Begin RECORDS PROVIDED
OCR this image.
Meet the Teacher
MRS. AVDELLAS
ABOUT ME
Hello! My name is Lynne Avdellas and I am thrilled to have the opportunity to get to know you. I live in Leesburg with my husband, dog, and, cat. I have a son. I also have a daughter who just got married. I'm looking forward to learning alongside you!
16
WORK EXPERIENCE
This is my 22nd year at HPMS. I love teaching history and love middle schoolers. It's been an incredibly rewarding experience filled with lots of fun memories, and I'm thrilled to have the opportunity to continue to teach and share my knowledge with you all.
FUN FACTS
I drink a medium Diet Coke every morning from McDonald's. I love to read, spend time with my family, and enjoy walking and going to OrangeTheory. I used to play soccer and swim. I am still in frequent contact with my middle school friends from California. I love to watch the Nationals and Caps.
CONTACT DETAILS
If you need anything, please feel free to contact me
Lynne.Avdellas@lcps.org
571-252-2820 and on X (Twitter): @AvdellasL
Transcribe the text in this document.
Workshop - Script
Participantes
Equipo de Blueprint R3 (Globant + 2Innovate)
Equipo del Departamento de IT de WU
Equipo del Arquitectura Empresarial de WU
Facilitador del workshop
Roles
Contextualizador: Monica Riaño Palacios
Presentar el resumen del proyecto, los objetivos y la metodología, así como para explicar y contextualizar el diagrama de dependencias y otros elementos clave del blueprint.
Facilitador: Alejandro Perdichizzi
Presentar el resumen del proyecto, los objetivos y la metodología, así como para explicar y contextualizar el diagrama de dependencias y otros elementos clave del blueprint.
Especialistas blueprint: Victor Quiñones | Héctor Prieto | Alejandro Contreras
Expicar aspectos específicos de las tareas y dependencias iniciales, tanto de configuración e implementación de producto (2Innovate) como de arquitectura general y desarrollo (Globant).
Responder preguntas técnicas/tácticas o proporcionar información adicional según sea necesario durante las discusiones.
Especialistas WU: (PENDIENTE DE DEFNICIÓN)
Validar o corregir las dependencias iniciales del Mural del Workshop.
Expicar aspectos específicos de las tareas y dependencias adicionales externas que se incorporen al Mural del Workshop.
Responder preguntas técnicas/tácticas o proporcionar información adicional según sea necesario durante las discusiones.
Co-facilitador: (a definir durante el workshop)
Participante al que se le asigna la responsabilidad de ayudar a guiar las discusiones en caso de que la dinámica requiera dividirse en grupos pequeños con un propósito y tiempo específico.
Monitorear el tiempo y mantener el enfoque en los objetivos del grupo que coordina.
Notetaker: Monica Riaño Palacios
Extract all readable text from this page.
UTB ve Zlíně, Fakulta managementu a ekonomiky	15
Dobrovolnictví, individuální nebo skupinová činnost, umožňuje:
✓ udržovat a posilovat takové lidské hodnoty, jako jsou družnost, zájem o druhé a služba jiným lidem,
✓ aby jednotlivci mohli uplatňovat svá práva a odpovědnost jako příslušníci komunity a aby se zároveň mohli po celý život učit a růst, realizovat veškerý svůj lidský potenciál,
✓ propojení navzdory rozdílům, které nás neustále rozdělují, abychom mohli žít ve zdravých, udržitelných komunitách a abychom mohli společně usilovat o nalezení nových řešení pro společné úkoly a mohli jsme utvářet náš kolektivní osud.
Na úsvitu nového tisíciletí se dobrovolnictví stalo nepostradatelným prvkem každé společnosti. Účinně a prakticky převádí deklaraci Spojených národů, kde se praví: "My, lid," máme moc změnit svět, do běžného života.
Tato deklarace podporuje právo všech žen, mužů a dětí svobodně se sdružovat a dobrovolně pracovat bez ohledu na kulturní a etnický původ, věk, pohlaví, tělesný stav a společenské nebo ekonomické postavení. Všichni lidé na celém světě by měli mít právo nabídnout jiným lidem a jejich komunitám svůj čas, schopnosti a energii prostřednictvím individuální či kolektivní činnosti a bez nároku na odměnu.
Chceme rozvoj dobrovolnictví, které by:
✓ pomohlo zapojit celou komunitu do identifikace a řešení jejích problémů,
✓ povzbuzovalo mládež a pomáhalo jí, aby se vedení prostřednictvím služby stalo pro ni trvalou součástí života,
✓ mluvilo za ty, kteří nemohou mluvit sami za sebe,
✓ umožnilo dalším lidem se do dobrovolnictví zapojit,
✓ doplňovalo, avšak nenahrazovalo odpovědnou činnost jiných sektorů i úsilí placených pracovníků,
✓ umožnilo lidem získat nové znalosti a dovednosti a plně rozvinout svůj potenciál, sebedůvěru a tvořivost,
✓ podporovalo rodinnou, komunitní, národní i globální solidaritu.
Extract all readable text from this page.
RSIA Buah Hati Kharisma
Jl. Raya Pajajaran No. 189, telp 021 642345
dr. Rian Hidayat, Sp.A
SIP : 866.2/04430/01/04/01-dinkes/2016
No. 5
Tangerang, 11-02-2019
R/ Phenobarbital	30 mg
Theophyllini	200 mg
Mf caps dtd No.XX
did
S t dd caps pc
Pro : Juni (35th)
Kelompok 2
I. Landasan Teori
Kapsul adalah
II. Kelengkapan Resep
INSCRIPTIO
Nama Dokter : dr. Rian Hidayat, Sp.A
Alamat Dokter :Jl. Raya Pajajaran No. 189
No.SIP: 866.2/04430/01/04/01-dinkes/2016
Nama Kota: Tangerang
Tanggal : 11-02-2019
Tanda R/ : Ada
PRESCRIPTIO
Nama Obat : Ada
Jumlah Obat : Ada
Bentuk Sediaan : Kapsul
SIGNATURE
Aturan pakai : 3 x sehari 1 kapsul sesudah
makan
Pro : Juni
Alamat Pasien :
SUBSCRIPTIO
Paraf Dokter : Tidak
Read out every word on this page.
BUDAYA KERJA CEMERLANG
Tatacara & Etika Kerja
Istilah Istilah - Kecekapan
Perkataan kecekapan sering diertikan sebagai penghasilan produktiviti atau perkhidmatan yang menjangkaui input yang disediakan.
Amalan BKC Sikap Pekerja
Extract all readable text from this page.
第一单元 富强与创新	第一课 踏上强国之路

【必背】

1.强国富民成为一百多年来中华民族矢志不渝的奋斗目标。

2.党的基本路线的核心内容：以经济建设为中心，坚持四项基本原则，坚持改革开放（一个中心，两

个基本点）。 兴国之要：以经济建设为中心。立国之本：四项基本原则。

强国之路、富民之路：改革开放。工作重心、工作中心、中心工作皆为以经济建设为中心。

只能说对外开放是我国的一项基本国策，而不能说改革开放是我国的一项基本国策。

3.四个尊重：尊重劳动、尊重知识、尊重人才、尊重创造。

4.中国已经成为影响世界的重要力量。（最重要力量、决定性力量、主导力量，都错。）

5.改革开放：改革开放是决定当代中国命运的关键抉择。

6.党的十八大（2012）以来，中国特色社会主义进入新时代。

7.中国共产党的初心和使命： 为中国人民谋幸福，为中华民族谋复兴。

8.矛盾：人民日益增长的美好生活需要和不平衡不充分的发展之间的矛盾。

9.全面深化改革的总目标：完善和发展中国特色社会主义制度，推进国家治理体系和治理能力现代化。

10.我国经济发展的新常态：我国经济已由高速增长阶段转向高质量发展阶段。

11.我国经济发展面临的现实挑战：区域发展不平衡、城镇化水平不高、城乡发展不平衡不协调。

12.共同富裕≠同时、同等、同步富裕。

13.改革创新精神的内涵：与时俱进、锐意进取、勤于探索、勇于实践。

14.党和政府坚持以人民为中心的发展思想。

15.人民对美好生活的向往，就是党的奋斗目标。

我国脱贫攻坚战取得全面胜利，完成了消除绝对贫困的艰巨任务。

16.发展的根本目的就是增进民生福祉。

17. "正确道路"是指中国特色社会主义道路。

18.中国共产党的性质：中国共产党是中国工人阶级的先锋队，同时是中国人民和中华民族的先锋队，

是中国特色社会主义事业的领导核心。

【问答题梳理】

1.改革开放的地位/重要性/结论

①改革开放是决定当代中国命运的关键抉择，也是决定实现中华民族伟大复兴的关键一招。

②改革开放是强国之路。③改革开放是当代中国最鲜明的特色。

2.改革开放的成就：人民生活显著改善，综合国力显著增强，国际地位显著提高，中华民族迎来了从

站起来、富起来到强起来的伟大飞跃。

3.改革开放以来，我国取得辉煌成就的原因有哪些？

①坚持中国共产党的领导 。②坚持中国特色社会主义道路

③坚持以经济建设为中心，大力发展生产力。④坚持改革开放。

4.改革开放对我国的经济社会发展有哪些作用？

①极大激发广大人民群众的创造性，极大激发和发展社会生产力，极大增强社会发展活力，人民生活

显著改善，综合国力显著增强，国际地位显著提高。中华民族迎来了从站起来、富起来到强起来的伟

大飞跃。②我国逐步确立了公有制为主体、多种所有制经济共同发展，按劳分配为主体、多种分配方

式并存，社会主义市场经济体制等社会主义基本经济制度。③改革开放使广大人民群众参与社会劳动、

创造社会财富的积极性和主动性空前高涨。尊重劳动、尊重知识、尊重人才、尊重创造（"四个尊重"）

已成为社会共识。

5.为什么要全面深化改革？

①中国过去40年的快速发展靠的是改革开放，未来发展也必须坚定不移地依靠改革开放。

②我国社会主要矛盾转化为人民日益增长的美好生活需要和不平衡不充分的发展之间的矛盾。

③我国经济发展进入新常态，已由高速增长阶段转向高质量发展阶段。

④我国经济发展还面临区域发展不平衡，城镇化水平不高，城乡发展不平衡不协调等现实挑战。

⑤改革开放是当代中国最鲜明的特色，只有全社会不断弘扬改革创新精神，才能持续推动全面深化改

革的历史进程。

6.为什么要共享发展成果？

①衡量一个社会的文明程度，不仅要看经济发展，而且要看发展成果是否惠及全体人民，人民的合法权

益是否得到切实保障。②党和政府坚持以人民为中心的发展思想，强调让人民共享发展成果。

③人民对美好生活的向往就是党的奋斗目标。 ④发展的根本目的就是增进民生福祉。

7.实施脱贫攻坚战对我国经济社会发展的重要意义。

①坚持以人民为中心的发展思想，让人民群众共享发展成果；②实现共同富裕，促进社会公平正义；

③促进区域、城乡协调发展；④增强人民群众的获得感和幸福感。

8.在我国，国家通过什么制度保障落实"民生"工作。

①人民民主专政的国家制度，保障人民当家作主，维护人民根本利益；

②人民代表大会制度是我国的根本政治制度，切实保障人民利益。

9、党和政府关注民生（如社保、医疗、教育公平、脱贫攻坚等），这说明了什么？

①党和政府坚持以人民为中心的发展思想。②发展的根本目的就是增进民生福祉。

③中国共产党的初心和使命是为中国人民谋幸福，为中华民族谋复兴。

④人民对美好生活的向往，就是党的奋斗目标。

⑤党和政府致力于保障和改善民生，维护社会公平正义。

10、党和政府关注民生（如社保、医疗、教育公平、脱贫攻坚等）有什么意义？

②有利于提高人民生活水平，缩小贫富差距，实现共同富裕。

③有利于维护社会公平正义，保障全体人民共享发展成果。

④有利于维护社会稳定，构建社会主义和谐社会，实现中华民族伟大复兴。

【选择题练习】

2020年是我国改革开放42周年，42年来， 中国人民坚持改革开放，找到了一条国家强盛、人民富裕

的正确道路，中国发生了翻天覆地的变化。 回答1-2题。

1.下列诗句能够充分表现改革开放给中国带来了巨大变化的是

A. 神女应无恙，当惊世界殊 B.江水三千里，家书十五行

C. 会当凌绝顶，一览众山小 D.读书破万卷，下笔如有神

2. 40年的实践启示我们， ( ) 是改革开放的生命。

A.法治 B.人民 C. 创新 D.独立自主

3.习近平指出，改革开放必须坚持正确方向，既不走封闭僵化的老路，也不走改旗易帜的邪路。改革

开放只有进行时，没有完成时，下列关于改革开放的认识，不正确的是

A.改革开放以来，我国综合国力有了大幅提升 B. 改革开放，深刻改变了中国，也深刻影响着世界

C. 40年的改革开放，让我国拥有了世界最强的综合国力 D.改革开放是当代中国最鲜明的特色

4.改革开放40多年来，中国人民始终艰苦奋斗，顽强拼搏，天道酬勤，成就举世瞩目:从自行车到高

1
End RECORDS PROVIDED
*YOUR OBJECTIVE*.
Only lines with the string "tareas" belong in your answer; copy each one.

*COMPLETED EXERCISE*.
Expicar aspectos específicos de las tareas y dependencias iniciales, tanto de configuración e implementación de producto (2Innovate) como de arquitectura general y desarrollo (Globant).
Expicar aspectos específicos de las tareas y dependencias adicionales externas que se incorporen al Mural del Workshop.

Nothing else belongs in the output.